Items listed in a dataset:
## START

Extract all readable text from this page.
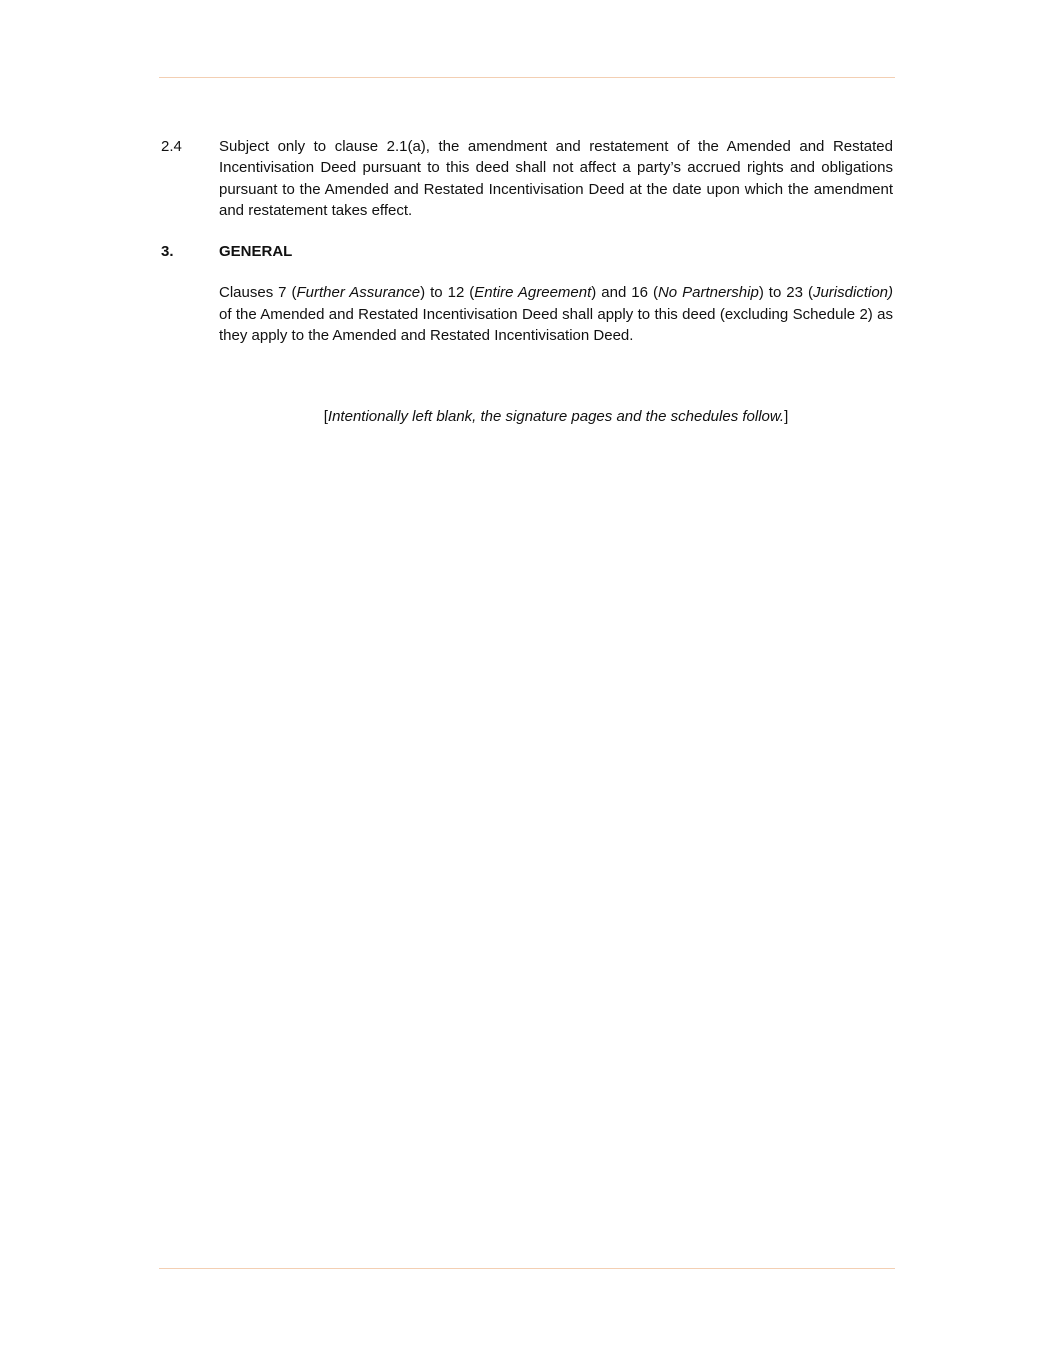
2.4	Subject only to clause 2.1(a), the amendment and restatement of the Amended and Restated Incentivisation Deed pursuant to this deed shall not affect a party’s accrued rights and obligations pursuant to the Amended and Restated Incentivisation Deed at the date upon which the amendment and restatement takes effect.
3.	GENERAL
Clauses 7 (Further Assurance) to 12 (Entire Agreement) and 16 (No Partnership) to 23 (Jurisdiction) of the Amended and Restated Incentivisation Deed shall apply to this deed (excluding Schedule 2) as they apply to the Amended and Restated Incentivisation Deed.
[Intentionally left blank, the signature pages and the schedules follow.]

## END
## START

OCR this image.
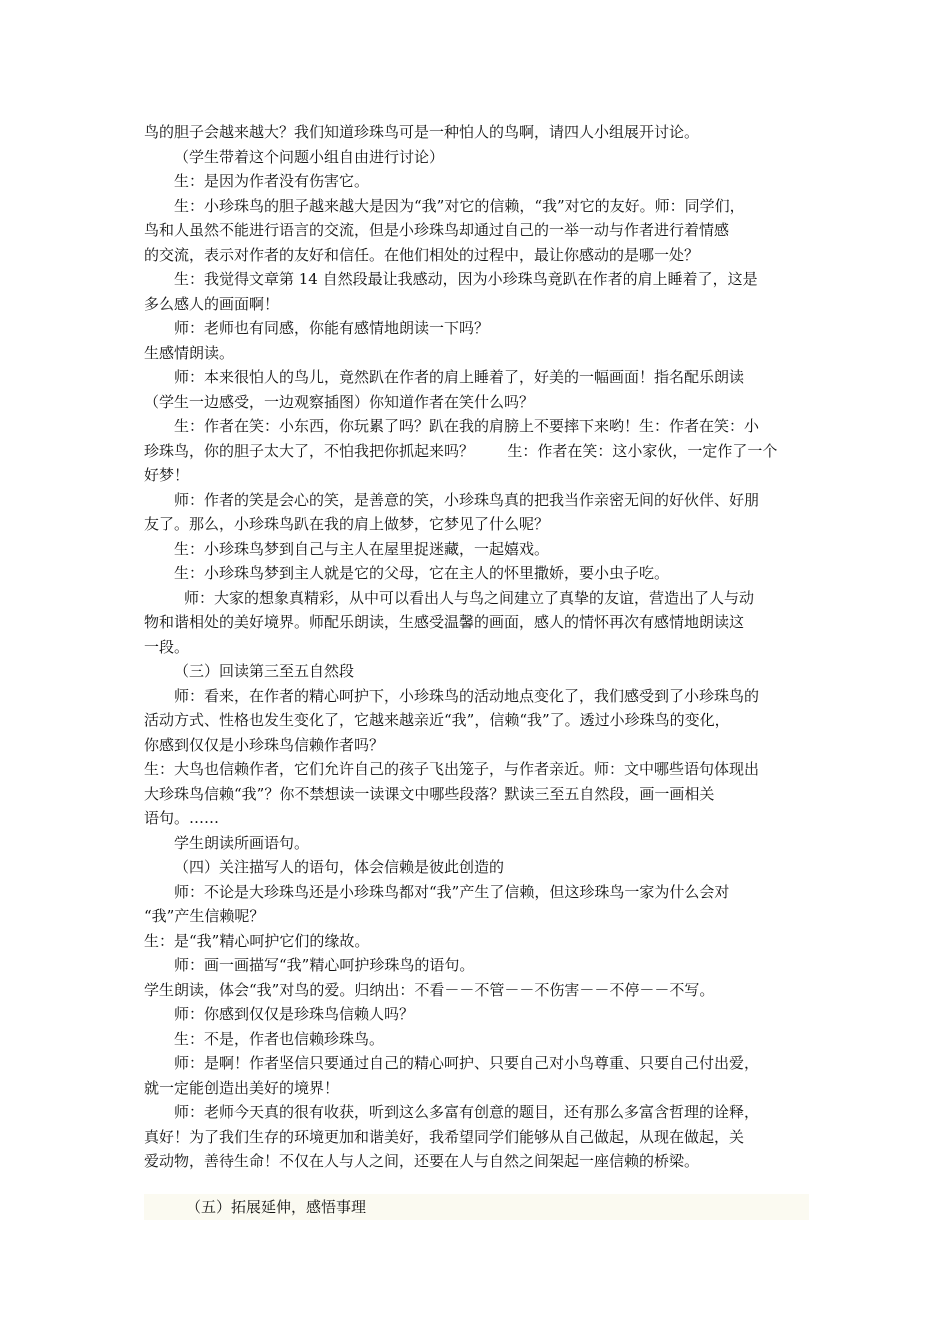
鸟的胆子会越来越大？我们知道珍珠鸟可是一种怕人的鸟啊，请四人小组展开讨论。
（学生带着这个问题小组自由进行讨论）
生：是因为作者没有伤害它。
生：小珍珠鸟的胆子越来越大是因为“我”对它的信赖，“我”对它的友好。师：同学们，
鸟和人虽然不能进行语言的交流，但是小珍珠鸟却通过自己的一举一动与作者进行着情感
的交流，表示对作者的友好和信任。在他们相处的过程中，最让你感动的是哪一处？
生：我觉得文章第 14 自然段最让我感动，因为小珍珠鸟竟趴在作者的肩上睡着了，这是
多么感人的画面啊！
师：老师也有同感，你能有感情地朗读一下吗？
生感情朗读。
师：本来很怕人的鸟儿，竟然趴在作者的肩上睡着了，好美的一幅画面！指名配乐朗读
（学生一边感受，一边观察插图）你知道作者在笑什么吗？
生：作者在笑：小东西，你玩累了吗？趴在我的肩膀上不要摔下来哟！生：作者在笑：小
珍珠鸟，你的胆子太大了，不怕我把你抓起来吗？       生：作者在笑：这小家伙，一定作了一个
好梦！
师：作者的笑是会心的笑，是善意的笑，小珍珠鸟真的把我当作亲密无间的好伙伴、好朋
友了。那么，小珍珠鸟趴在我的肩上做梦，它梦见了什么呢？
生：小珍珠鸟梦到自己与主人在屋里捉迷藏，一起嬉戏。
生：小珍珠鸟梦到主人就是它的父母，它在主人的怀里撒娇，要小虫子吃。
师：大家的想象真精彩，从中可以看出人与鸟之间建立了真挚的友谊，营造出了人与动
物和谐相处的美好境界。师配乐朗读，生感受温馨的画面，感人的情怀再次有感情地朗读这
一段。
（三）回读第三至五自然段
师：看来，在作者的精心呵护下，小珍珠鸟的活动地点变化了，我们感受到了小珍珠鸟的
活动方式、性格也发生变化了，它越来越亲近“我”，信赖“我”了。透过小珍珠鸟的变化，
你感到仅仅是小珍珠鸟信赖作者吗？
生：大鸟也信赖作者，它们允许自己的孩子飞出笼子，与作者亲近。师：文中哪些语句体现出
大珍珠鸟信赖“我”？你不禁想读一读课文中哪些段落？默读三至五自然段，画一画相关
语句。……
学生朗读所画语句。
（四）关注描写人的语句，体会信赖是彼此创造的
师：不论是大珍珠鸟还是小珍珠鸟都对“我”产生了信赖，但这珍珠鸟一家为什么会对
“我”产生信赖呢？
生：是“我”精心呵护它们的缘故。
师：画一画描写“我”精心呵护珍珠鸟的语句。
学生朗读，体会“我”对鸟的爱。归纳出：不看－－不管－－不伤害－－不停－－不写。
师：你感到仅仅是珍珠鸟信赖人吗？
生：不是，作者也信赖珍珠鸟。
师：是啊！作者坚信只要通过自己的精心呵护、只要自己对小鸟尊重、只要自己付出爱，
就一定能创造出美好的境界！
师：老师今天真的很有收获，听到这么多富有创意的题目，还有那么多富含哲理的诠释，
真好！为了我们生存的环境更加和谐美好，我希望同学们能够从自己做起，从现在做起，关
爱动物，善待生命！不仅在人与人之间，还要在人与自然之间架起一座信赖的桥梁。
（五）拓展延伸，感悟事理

## END

Tell how many lines above contain the word "Amended". Give the number alone.

| TASK OUTPUT |
2